*REQUIRED WORK*:
Copy each line of the records that contains the word "weak".

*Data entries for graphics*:
----------

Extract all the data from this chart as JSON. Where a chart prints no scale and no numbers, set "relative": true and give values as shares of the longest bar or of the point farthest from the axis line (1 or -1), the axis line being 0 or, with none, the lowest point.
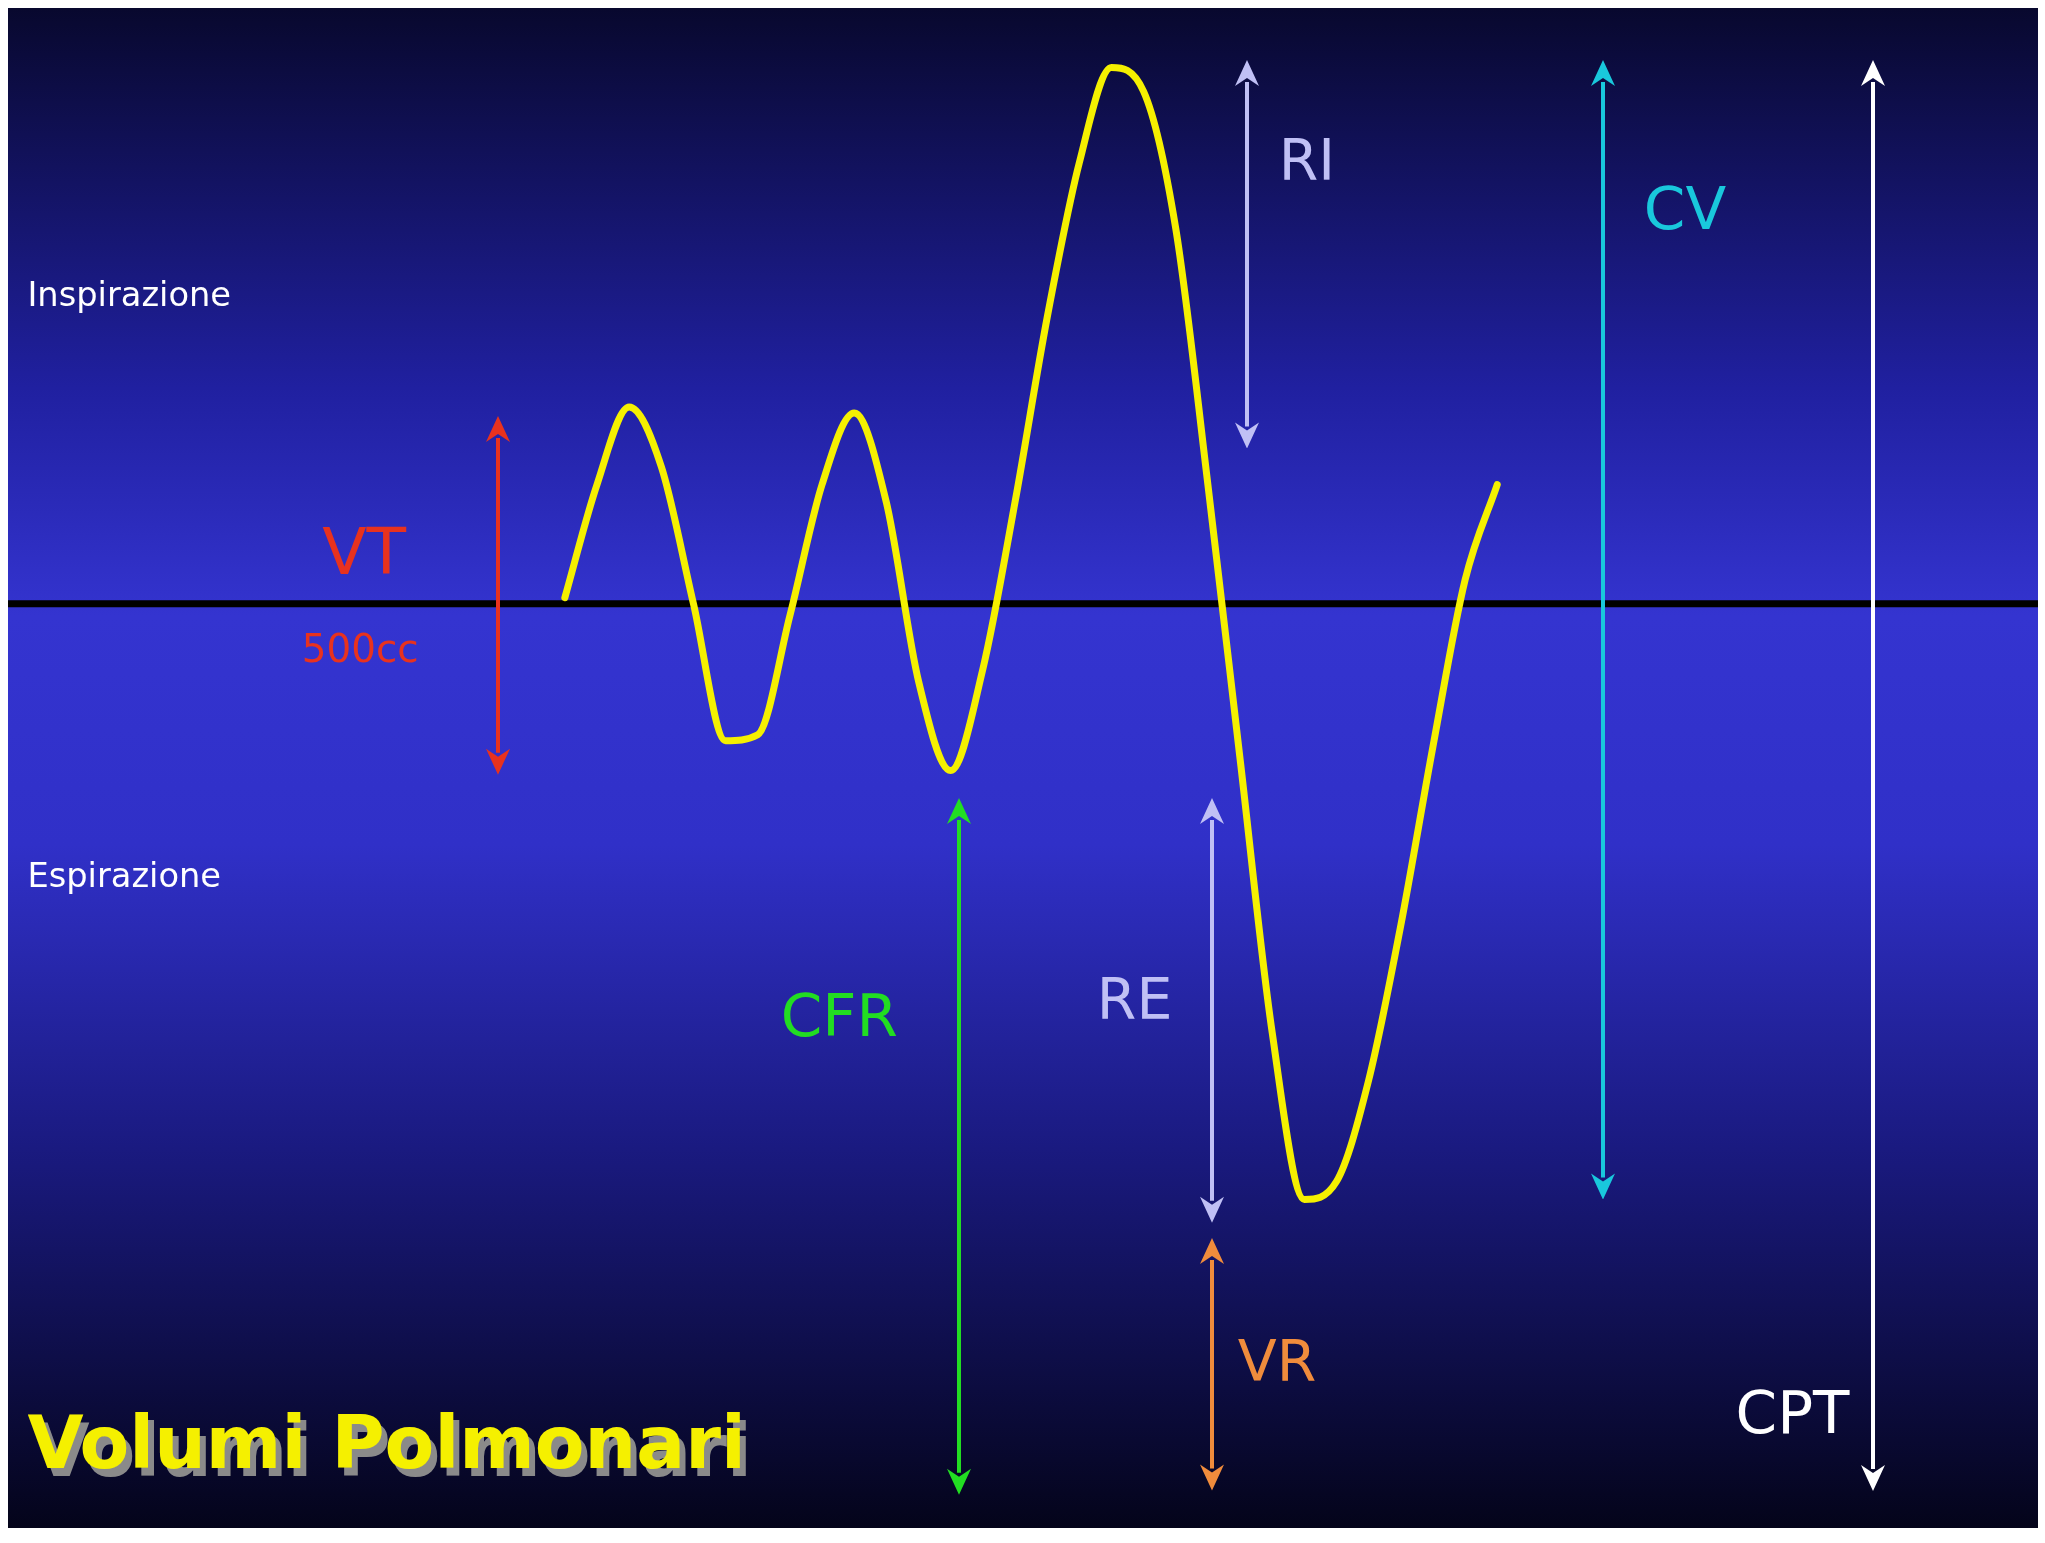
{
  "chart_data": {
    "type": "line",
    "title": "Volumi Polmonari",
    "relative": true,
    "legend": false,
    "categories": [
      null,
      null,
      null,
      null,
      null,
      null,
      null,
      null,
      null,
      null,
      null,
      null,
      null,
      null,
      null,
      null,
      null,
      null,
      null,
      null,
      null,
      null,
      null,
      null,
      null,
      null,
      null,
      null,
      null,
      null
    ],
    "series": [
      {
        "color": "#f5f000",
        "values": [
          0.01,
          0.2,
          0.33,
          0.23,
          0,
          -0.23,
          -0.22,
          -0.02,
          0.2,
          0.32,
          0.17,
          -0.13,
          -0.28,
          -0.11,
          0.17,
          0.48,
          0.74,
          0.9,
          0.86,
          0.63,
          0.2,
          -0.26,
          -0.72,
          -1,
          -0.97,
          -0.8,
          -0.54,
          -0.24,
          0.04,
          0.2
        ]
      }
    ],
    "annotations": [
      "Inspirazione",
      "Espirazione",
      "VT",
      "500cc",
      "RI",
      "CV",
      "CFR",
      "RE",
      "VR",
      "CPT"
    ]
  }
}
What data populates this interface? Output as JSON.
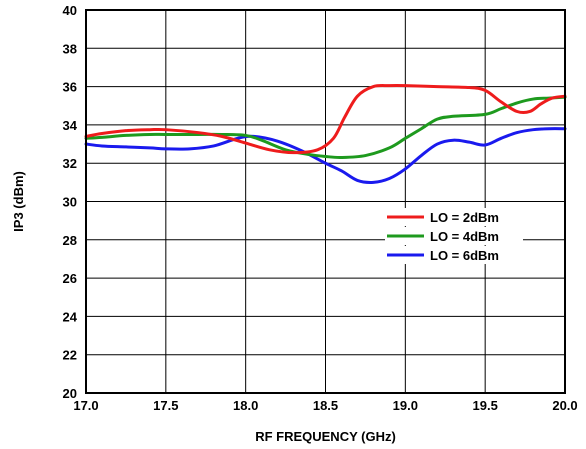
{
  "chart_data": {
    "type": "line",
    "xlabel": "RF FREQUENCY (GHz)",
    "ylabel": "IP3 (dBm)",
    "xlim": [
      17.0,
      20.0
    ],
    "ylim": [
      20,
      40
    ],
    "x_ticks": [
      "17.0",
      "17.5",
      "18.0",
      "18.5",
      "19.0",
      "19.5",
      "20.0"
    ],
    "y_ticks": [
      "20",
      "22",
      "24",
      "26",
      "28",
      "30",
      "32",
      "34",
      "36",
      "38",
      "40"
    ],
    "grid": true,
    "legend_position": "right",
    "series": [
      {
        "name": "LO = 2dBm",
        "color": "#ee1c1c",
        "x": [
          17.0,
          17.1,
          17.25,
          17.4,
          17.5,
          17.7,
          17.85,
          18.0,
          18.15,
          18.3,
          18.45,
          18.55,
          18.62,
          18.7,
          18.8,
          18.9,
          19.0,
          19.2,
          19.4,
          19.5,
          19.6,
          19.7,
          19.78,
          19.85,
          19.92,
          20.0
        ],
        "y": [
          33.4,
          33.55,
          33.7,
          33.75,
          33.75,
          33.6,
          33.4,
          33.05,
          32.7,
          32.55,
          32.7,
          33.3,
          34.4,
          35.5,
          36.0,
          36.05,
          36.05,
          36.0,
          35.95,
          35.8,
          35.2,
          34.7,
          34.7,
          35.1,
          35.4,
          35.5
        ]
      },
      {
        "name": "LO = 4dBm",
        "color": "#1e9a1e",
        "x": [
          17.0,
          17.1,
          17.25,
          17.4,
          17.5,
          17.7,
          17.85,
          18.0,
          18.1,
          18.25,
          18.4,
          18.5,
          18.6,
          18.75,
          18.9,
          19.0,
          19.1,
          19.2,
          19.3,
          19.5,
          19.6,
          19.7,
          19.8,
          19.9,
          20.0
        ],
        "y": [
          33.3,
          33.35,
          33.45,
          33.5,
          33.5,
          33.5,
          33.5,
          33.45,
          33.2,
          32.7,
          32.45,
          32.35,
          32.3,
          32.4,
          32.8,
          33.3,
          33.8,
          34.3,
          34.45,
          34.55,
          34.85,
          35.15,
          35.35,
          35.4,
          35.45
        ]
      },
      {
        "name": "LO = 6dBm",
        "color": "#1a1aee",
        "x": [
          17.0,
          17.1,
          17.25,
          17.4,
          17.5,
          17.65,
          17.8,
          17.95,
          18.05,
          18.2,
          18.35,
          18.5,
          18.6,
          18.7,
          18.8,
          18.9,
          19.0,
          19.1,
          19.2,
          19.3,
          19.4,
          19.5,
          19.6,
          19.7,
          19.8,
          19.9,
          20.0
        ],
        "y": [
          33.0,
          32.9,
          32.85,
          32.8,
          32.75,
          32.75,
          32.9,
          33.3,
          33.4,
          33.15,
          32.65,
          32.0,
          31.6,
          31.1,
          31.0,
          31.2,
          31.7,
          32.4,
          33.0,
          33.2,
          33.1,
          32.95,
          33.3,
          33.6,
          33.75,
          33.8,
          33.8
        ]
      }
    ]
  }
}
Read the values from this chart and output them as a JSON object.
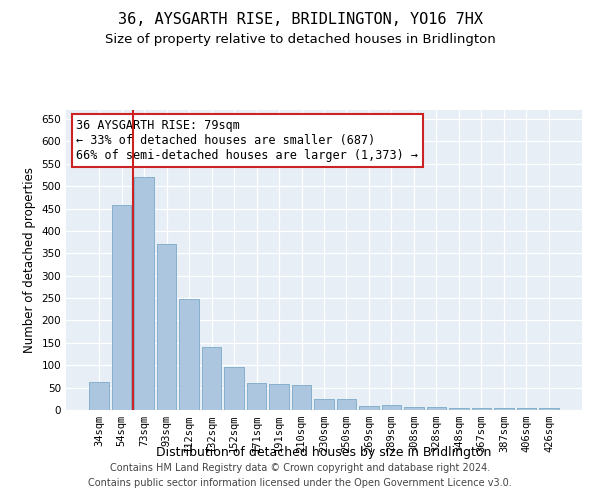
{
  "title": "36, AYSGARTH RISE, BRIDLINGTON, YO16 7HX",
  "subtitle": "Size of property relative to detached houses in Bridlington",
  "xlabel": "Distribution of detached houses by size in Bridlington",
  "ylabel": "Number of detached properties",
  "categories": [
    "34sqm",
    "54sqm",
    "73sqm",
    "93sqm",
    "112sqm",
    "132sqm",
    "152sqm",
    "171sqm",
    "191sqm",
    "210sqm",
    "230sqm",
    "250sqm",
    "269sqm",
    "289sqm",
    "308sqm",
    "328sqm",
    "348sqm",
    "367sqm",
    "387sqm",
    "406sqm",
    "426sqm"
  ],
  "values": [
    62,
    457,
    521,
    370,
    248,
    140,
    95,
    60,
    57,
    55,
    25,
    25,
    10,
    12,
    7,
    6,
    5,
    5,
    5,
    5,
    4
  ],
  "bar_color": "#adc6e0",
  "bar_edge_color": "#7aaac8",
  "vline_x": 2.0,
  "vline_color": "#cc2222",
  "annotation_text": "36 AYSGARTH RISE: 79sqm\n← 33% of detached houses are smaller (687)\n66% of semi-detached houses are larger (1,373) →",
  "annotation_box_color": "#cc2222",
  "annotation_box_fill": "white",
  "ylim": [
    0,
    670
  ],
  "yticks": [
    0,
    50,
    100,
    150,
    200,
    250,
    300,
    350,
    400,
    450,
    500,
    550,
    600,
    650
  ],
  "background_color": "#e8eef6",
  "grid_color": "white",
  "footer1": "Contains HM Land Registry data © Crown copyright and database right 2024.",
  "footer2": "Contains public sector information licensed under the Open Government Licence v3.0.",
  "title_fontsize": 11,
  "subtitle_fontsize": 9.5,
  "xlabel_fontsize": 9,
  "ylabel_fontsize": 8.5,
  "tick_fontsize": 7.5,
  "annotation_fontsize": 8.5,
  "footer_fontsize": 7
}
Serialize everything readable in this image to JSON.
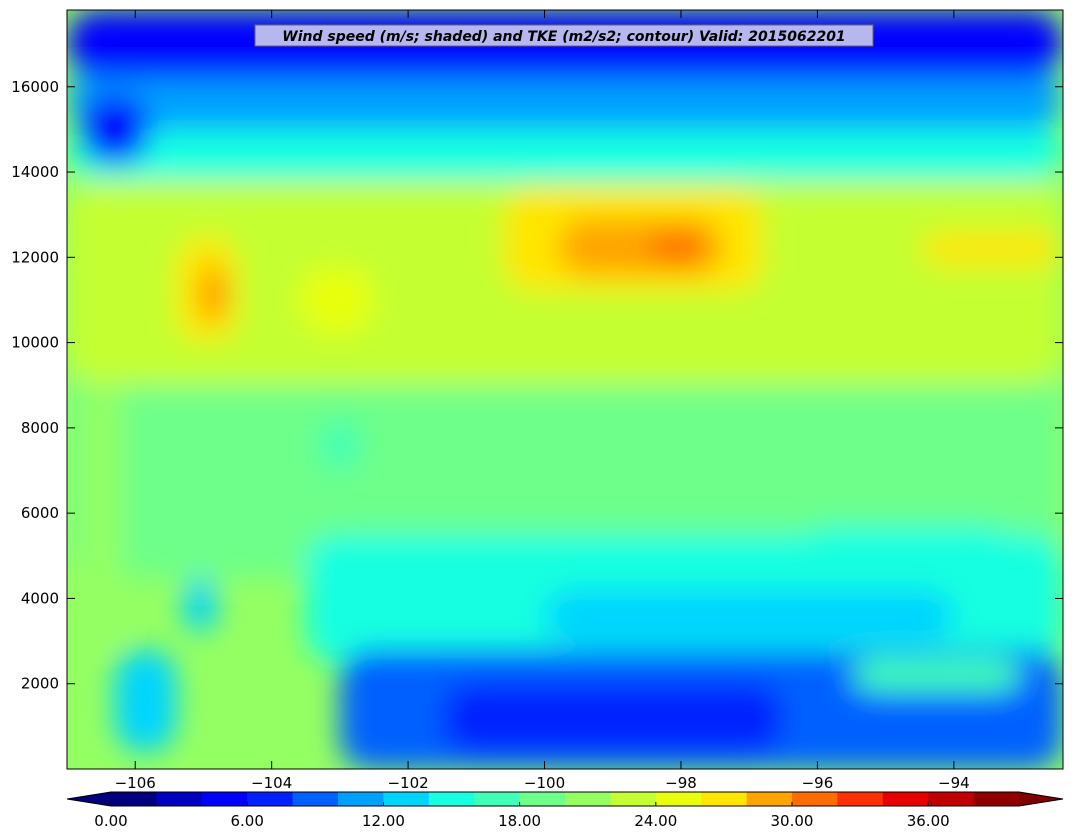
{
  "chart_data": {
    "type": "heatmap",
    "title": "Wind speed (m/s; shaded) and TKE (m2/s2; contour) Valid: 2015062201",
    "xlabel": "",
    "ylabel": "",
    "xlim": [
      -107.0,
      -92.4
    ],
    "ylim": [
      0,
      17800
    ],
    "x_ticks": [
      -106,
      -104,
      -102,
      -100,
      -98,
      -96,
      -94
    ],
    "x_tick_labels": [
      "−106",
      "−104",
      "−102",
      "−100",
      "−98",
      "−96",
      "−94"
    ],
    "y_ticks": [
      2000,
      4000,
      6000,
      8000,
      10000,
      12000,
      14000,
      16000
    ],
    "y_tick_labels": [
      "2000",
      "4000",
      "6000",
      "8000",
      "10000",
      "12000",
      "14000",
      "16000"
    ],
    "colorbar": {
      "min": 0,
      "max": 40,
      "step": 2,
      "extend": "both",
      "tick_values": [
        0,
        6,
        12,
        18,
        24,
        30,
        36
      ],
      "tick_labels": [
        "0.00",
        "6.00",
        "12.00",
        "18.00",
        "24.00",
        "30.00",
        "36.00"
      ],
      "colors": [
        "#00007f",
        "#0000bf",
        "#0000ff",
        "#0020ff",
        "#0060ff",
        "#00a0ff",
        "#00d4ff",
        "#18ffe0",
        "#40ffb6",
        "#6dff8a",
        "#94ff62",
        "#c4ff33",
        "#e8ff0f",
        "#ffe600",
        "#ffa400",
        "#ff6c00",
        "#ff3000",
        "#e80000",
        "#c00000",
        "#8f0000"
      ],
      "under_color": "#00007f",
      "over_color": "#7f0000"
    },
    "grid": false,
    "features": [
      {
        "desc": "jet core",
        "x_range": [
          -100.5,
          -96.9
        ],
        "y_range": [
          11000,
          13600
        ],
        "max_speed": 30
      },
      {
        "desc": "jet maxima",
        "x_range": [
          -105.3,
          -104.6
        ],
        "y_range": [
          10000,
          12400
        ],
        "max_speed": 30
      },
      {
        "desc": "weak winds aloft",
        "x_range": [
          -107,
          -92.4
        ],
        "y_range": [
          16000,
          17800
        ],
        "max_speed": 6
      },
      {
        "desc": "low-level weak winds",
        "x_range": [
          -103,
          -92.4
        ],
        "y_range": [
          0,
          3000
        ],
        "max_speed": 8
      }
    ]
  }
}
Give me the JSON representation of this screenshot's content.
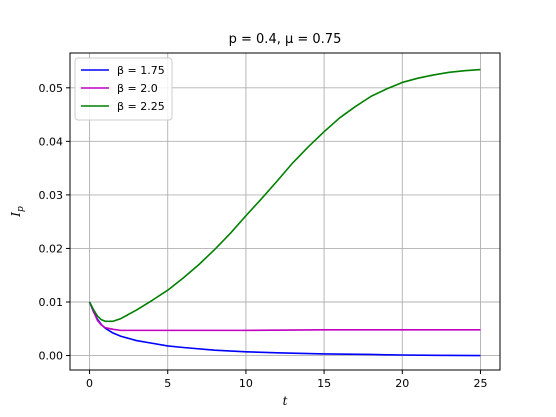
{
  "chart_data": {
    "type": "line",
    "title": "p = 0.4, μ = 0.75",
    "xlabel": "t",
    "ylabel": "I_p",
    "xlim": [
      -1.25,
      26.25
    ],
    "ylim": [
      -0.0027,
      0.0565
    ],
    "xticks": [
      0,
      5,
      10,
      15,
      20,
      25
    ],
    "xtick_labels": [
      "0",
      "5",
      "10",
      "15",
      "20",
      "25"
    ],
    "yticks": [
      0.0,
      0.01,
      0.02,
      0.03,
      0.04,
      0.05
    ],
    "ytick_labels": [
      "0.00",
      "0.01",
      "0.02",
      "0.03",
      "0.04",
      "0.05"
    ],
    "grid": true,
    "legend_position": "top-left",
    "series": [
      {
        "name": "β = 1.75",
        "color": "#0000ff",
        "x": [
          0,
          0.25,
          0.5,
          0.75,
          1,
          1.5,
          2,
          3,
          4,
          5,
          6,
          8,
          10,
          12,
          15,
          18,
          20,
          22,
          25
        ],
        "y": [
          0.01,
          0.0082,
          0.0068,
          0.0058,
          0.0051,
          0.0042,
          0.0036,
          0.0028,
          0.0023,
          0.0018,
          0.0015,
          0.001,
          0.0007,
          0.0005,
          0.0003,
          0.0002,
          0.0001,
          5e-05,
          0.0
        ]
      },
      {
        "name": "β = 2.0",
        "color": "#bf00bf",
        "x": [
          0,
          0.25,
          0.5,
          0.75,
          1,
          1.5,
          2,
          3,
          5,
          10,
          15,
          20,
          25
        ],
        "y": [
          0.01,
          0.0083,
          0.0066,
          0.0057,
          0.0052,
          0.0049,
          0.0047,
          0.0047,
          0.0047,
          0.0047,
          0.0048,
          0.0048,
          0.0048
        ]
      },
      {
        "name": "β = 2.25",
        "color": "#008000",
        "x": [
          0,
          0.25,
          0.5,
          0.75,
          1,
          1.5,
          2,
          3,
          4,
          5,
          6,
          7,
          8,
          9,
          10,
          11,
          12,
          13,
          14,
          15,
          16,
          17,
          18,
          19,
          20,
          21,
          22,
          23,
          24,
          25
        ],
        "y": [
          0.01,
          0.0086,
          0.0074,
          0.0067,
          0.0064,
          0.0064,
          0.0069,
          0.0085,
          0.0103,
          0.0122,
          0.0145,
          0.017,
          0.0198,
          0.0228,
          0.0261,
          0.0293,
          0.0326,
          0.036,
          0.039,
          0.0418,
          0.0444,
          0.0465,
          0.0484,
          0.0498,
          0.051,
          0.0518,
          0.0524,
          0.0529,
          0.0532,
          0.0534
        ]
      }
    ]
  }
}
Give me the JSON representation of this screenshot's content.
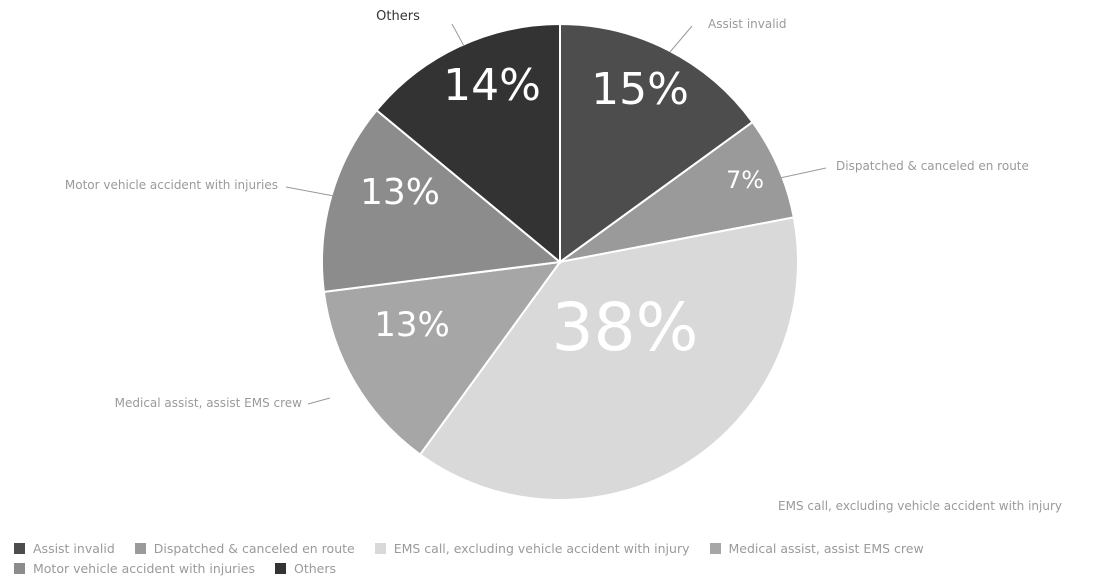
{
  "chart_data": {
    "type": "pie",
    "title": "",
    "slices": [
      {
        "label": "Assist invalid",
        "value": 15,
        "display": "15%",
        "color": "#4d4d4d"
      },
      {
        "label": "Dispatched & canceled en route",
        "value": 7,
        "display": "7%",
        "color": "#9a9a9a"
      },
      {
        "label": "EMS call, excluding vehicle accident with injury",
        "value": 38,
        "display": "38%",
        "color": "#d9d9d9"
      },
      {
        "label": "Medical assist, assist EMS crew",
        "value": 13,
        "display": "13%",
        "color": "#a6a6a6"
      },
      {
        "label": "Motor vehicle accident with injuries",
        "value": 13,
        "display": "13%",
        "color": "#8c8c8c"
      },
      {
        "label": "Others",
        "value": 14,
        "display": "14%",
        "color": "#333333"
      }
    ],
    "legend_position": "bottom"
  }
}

----------

*EXERCISE ANSWER*:
        "desc": "weak winds aloft",
        "desc": "low-level weak winds",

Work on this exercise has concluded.